_Texte présenté_

>>>>

Si des effets de similarité basés sur le partage de traits phonologiques se produisent en lecture pour les trois catégories de traits étudiées, notre recherche a aussi apporté des arguments pour montrer que cette typologie des traits est cognitivement pertinente, et une organisation hiérarchique des catégories de traits semble même se dégager, dans les situations de lecture. Les inhibitions latérales basées sur le trait de voisement sont apparues comme les plus rapides, mais cette supériorité n’est que d’ordre temporel. Les inhibitions les plus fortes et les plus systématiques sont en effet basées sur le mode. Les effets de lieu d’articulation sont moins systématiques, mais tout de même davantage que les effets de voisement. Les adultes bons lecteurs élaboreraient donc une organisation des phonèmes intégrant des relations d’inhibition latérale dont le poids varie selon le type de trait phonologique partagé. Des données recueillies dans des expériences d’appariement de syllabes, en modalités visuelle et audio-visuelle, ont permis de confirmer que les traits de mode, de lieu d’articulation et de voisement ont des statuts cognitifs différents, ce qui confirme la pertinence cognitive de cette typologie des traits. Le mode d’articulation semble la catégorie la plus organisatrice chez les adultes et les enfants normo-lecteurs, qui l’utilisent de manière privilégiée pour rapprocher des syllabes. La hiérarchie des catégories de traits comme critère d’organisation des consonnes s’établit toutefois progressivement chez les enfants, pendant la période où ils apprennent à lire.

Enfin, cette thèse vise à mieux comprendre la nature de certains troubles phonologiques chez les enfants dyslexiques, à préciser certaines anomalies de leurs représentations au niveau infra-phonémique, tout en tenant compte de disparités possibles dans ces anomalies selon le type de dyslexie. Dans de précédents travaux, nous avions montré des effets de partage de traits phonologiques à l’intérieur d’un stimulus écrit unique chez des adultes bons lecteurs et chez les enfants normo-lecteurs dès le CE2. Dans cette thèse, nous montrons que les enfants dyslexiques présentent sur ce plan deux types d’anomalies. Les résultats montrent que les enfants dyslexiques avec trouble phonologique pourraient présenter une absence de sensibilité au partage de traits phonologiques par des consonnes successives en lecture, alors que le déficit des enfants dyslexiques sans trouble phonologique ne serait pas aussi radical. Ils pourraient par exemple ne souffrir que d’un retard dans l’établissement d’une organisation phonologique basée sur des inhibitions latérales. Enfin, des perturbations de la mise en place de l’organisation hiérarchique des catégories de traits phonologiques ont également été mises en évidence chez les enfants dyslexiques, dans des épreuves métaphonologiques. Les résultats d’expériences d’appariement de syllabes montrent en effet que ces enfants présentent une organisation atypique des trois catégories de traits étudiés (voisement, mode et lieu d’articulation), et des anomalies particulièrement marquées sont relevées chez les enfants présentant une dyslexie de type phonologique plutôt qu’une dyslexie de type surface.

Ce travail de thèse met donc en évidence des différences, en fonction du type de dyslexie, dans les anomalies des traitements phonologiques présentées par les enfants dyslexiques. Cela a un intérêt sur le plan clinique en neuropsychologie pour le diagnostic différentiel entre dyslexie avec trouble phonologique ou sans trouble phonologique. Des outils, utilisant et étudiant les mécanismes phonologiques que nous décrivons tout au long de ce travail de thèse, pourraient être développés et pourraient servir de tests neuropsychologiques dans la pratique clinique.

<<<<

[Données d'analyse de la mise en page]

>>>>

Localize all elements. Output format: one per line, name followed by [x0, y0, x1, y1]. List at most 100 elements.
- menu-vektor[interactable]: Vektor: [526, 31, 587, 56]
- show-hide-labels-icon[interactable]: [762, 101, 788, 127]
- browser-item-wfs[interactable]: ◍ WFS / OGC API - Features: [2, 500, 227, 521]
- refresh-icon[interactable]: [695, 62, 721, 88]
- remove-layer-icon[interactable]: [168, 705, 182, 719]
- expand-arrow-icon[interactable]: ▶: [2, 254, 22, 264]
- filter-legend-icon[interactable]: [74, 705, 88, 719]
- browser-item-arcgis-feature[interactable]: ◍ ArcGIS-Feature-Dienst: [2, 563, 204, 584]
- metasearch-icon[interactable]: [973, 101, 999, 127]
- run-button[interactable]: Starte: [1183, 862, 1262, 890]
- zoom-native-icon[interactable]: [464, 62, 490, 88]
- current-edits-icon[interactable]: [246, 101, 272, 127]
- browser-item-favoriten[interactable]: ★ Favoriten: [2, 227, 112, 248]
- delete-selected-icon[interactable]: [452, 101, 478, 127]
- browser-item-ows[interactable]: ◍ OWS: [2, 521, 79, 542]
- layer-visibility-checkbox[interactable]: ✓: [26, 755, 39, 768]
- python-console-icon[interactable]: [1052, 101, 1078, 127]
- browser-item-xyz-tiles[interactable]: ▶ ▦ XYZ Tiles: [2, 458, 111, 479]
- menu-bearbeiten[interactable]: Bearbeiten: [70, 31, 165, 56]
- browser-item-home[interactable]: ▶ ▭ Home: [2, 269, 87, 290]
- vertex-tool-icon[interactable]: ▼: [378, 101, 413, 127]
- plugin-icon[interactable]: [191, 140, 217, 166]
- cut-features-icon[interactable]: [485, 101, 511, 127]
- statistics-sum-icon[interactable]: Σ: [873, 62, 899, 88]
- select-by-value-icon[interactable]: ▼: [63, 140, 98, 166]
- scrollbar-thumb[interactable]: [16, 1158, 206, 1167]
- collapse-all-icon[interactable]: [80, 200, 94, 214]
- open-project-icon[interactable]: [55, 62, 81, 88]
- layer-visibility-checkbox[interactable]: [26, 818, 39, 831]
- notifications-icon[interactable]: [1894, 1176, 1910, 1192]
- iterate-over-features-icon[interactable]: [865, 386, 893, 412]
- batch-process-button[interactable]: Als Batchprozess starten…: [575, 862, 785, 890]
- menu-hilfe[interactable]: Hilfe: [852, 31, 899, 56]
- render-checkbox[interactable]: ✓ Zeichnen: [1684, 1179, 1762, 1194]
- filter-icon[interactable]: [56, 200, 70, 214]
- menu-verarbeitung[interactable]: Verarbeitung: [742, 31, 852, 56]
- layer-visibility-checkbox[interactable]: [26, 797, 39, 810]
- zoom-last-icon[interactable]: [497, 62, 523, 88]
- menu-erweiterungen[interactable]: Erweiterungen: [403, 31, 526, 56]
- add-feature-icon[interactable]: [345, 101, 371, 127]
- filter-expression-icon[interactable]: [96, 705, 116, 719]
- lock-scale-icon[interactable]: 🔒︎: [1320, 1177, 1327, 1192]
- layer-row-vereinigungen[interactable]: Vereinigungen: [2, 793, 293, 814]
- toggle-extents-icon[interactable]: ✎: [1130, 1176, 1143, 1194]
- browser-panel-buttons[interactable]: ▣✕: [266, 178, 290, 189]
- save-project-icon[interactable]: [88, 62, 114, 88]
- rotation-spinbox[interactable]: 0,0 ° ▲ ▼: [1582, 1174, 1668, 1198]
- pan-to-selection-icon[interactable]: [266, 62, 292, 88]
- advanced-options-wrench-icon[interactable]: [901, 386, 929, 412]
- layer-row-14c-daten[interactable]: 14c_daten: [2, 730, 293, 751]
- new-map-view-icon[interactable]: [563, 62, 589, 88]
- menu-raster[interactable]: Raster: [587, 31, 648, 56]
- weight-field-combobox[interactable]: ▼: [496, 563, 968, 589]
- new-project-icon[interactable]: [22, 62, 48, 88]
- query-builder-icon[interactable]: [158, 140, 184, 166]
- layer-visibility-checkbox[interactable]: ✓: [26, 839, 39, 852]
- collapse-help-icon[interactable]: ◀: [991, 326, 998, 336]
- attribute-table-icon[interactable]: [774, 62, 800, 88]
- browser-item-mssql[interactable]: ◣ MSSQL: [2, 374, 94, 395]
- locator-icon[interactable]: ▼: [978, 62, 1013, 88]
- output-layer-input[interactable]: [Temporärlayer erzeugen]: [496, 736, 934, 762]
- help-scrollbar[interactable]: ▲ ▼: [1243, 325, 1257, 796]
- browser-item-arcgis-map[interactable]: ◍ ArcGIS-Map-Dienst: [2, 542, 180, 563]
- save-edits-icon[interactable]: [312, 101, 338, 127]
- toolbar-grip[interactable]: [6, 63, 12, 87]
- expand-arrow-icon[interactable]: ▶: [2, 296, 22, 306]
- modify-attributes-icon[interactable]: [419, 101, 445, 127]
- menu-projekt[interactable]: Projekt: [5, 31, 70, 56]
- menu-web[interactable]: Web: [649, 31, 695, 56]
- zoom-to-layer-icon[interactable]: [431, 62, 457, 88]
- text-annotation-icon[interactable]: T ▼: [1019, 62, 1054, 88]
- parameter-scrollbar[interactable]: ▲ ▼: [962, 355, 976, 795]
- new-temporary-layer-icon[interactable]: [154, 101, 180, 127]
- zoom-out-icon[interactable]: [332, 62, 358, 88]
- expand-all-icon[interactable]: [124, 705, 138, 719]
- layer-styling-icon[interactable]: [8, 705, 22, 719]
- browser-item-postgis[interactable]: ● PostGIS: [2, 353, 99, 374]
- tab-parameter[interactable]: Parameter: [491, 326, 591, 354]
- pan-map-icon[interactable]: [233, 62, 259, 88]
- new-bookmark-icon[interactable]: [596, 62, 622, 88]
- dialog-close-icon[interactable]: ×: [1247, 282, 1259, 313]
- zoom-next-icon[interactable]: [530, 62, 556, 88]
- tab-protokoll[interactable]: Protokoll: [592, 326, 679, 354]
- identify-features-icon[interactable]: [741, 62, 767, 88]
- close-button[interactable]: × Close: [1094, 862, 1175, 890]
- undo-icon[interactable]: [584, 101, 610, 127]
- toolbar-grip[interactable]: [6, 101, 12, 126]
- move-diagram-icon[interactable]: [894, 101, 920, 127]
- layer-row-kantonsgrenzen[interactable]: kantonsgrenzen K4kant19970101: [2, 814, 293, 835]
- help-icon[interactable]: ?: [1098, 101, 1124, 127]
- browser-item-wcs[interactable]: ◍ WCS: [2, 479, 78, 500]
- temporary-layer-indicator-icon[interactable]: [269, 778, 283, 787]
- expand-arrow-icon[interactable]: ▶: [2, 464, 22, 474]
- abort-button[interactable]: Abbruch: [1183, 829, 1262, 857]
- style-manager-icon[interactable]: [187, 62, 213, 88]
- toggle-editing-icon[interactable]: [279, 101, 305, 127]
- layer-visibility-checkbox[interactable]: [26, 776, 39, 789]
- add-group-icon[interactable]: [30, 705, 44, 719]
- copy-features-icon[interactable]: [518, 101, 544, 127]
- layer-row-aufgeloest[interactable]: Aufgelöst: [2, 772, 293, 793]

<<<<

_Travail à faire_
1) Recopiez le passage du texte sur la lecture et la dyslexie qui commence à « Ce travail de thèse met » et se termine à « la pratique clinique. ».
2) Énumérez les catégories de traits phonologiques étudiées dans le texte sur la lecture et la dyslexie.

_Réponses par tâche_
1)
Ce travail de thèse met donc en évidence des différences, en fonction du type de dyslexie, dans les anomalies des traitements phonologiques présentées par les enfants dyslexiques. Cela a un intérêt sur le plan clinique en neuropsychologie pour le diagnostic différentiel entre dyslexie avec trouble phonologique ou sans trouble phonologique. Des outils, utilisant et étudiant les mécanismes phonologiques que nous décrivons tout au long de ce travail de thèse, pourraient être développés et pourraient servir de tests neuropsychologiques dans la pratique clinique.

2)
- le voisement
- le mode d'articulation
- le lieu d'articulation